-- Start of GIVEN INFORMATION --

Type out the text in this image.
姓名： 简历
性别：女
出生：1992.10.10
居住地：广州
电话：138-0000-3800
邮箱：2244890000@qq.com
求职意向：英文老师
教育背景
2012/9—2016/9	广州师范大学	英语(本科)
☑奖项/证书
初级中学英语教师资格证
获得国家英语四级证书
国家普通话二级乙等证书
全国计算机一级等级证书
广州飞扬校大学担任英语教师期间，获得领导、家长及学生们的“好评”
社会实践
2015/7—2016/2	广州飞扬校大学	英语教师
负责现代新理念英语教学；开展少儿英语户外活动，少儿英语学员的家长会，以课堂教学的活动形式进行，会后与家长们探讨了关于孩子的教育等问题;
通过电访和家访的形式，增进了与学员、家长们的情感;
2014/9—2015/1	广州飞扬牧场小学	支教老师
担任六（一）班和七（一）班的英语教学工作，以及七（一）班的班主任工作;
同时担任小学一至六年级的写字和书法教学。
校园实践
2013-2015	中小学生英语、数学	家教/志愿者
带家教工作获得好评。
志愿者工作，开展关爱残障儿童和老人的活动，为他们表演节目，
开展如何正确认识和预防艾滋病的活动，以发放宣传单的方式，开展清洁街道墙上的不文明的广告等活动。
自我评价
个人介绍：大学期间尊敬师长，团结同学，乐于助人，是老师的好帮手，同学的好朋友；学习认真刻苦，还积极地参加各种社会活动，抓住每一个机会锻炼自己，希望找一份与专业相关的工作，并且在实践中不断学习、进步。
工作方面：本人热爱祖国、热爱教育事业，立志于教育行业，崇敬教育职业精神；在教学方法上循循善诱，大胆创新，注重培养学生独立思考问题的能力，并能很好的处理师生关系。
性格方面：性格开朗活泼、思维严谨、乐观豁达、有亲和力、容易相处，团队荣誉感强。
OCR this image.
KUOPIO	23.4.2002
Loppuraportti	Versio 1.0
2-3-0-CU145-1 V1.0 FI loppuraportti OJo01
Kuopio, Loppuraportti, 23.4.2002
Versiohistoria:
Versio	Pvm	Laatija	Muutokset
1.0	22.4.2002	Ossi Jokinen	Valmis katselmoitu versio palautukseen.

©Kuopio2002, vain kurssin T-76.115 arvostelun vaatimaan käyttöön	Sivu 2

-- End of GIVEN INFORMATION --

◆ EXERCISE TASK: Return all the data above once more, precisely as given.

◆ ANSWER TO THIS EXERCISE:
Type out the text in this image.
姓名： 简历
性别：女
出生：1992.10.10
居住地：广州
电话：138-0000-3800
邮箱：2244890000@qq.com
求职意向：英文老师
教育背景
2012/9—2016/9	广州师范大学	英语(本科)
☑奖项/证书
初级中学英语教师资格证
获得国家英语四级证书
国家普通话二级乙等证书
全国计算机一级等级证书
广州飞扬校大学担任英语教师期间，获得领导、家长及学生们的“好评”
社会实践
2015/7—2016/2	广州飞扬校大学	英语教师
负责现代新理念英语教学；开展少儿英语户外活动，少儿英语学员的家长会，以课堂教学的活动形式进行，会后与家长们探讨了关于孩子的教育等问题;
通过电访和家访的形式，增进了与学员、家长们的情感;
2014/9—2015/1	广州飞扬牧场小学	支教老师
担任六（一）班和七（一）班的英语教学工作，以及七（一）班的班主任工作;
同时担任小学一至六年级的写字和书法教学。
校园实践
2013-2015	中小学生英语、数学	家教/志愿者
带家教工作获得好评。
志愿者工作，开展关爱残障儿童和老人的活动，为他们表演节目，
开展如何正确认识和预防艾滋病的活动，以发放宣传单的方式，开展清洁街道墙上的不文明的广告等活动。
自我评价
个人介绍：大学期间尊敬师长，团结同学，乐于助人，是老师的好帮手，同学的好朋友；学习认真刻苦，还积极地参加各种社会活动，抓住每一个机会锻炼自己，希望找一份与专业相关的工作，并且在实践中不断学习、进步。
工作方面：本人热爱祖国、热爱教育事业，立志于教育行业，崇敬教育职业精神；在教学方法上循循善诱，大胆创新，注重培养学生独立思考问题的能力，并能很好的处理师生关系。
性格方面：性格开朗活泼、思维严谨、乐观豁达、有亲和力、容易相处，团队荣誉感强。
OCR this image.
KUOPIO	23.4.2002
Loppuraportti	Versio 1.0
2-3-0-CU145-1 V1.0 FI loppuraportti OJo01
Kuopio, Loppuraportti, 23.4.2002
Versiohistoria:
Versio	Pvm	Laatija	Muutokset
1.0	22.4.2002	Ossi Jokinen	Valmis katselmoitu versio palautukseen.

©Kuopio2002, vain kurssin T-76.115 arvostelun vaatimaan käyttöön	Sivu 2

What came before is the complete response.